• [Excerpt]
##########
UNITED STATES DISTRICT COURT, EASTERN DISTRICT OF NEW YORK
August 26, 1936
In re WEINSTOCK
The opinion of the court was delivered by: CAMPBELL
This is a motion brought on by an order to show cause why an order should not be made vacating and setting aside the discharge of the bankrupt and permitting Samuel Rapoport, a creditor, to file specifications.
The bankrupt was in a prior proceeding granted a discharge on June 4, 1930.
On February 19, 1935 the bankrupt filed a voluntary petition in bankruptcy.
Samuel Rapoport was one of the creditors scheduled.
A first meeting was held by the Referee on notice to creditors at his office on March 7, 1935.
There were no assets in the bankrupt's estate.
On February 18, 1936, there was filed by the bankrupt a petition for discharge.
On June 17, 1936 copies of the petition for discharge and order of June 8, 1936 thereon with notice of hearing thereon, on July 24, 1936, was, as appears by the certificate of the Clerk of this Court, sent to all creditors and on June 11, 1936, notice of such hearing was published in Queens Evening News.
##########
• [Entries shown]
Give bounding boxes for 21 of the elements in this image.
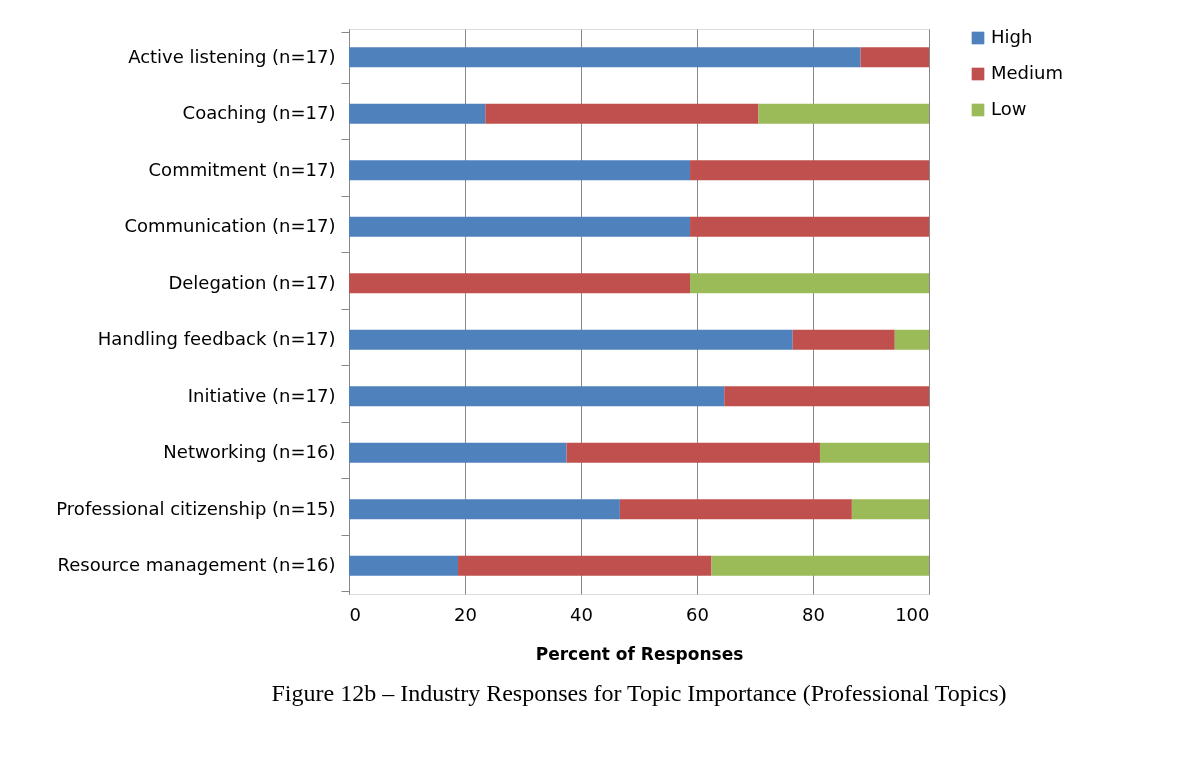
x-axis-title: Percent of Responses	[535, 643, 744, 664]
y-tick-label: Active listening (n=17)	[128, 45, 336, 67]
y-tick-label: Commitment (n=17)	[148, 158, 336, 180]
caption: Figure 12b – Industry Responses for Topic Importance (Professional Topics)	[271, 680, 1007, 706]
legend-label: Low	[991, 98, 1027, 119]
x-tick-label: 100	[895, 603, 930, 625]
x-tick-label: 20	[454, 603, 477, 625]
y-tick-label: Initiative (n=17)	[187, 384, 336, 406]
y-tick-label: Networking (n=16)	[163, 441, 336, 463]
x-tick-label: 40	[570, 603, 593, 625]
y-tick-label: Delegation (n=17)	[168, 271, 336, 293]
y-tick-label: Professional citizenship (n=15)	[56, 497, 336, 519]
y-tick-label: Communication (n=17)	[124, 215, 336, 237]
y-tick-label: Coaching (n=17)	[182, 102, 336, 124]
legend-label: High	[991, 26, 1033, 47]
x-tick-label: 80	[802, 603, 825, 625]
y-tick-label: Resource management (n=16)	[57, 554, 336, 576]
legend-label: Medium	[991, 62, 1063, 83]
x-tick-label: 60	[686, 603, 709, 625]
x-tick-label: 0	[349, 603, 361, 625]
y-tick-label: Handling feedback (n=17)	[97, 328, 336, 350]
##########
• [Task A] List every date from 1936 that appears in the court opinion, including its heading, in the order they occur.
• [Task B] Quote the lines of the listing verbatim, from the line containing "x-axis-title: Percent of" through the final line of the listing, inclusive.

• [Full answer A]
August 26, 1936
February 18, 1936
June 17, 1936
June 8, 1936
July 24, 1936
June 11, 1936

• [Full answer B]
x-axis-title: Percent of Responses	[535, 643, 744, 664]
y-tick-label: Active listening (n=17)	[128, 45, 336, 67]
y-tick-label: Commitment (n=17)	[148, 158, 336, 180]
caption: Figure 12b – Industry Responses for Topic Importance (Professional Topics)	[271, 680, 1007, 706]
legend-label: Low	[991, 98, 1027, 119]
x-tick-label: 100	[895, 603, 930, 625]
x-tick-label: 20	[454, 603, 477, 625]
y-tick-label: Initiative (n=17)	[187, 384, 336, 406]
y-tick-label: Networking (n=16)	[163, 441, 336, 463]
x-tick-label: 40	[570, 603, 593, 625]
y-tick-label: Delegation (n=17)	[168, 271, 336, 293]
y-tick-label: Professional citizenship (n=15)	[56, 497, 336, 519]
y-tick-label: Communication (n=17)	[124, 215, 336, 237]
y-tick-label: Coaching (n=17)	[182, 102, 336, 124]
legend-label: High	[991, 26, 1033, 47]
x-tick-label: 80	[802, 603, 825, 625]
y-tick-label: Resource management (n=16)	[57, 554, 336, 576]
legend-label: Medium	[991, 62, 1063, 83]
x-tick-label: 60	[686, 603, 709, 625]
x-tick-label: 0	[349, 603, 361, 625]
y-tick-label: Handling feedback (n=17)	[97, 328, 336, 350]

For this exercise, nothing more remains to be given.